» THE RECORDS:
- - - - - - -

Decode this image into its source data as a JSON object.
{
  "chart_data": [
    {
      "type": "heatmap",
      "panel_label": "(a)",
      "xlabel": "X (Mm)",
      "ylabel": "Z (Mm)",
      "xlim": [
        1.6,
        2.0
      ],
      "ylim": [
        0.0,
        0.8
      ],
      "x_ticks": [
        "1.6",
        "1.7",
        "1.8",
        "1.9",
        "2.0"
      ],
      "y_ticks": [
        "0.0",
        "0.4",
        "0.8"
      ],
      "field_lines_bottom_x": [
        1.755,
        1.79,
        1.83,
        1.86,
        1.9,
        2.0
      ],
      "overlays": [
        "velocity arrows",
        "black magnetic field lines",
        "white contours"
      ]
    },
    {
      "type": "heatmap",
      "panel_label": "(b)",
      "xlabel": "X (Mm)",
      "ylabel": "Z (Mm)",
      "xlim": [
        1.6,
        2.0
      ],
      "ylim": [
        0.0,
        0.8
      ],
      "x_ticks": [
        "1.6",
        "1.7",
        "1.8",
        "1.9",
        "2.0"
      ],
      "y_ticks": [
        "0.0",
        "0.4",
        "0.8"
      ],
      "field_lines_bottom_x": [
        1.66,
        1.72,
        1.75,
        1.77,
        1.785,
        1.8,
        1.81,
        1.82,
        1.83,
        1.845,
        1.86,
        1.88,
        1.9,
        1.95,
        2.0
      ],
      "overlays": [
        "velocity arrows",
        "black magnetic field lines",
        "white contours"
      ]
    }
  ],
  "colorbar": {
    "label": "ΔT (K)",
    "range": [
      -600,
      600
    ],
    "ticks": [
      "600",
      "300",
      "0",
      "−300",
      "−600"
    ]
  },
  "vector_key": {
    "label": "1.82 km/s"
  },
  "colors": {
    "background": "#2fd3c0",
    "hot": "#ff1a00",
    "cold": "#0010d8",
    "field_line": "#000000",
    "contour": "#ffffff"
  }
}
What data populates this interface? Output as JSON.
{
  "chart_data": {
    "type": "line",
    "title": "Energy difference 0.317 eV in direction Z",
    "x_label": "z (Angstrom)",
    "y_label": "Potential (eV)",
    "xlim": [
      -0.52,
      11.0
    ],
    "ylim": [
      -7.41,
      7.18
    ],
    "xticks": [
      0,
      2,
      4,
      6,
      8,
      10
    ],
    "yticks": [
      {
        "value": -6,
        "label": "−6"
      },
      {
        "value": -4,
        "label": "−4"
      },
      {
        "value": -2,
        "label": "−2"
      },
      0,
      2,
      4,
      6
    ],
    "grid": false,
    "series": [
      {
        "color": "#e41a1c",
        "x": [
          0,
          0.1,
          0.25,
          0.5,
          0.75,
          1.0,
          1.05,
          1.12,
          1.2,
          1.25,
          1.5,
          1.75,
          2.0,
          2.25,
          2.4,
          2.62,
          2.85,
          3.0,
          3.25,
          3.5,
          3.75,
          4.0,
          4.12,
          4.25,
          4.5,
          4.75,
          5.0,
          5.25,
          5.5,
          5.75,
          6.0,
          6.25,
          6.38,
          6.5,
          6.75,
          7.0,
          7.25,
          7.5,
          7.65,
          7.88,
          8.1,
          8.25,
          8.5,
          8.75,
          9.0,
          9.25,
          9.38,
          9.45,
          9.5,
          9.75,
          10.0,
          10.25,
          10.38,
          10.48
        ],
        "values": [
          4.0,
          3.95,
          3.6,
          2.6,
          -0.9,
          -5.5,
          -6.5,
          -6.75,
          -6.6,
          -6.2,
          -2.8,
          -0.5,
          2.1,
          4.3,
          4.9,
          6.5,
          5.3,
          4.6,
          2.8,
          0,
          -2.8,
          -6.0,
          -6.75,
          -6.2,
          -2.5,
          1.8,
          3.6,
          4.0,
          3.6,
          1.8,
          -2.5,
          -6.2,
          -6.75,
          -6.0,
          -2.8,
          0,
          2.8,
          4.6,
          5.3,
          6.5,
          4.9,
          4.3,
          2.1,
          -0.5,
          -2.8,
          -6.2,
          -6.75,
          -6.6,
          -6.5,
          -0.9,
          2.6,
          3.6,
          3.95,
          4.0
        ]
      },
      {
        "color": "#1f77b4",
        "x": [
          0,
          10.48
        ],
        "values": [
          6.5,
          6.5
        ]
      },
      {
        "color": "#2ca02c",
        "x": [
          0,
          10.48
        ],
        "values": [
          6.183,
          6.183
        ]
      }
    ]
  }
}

- - - - - - -

» REQUIREMENTS:
Report each line in the data that holds the word "JSON".

» TASK ANSWER:
Decode this image into its source data as a JSON object.
What data populates this interface? Output as JSON.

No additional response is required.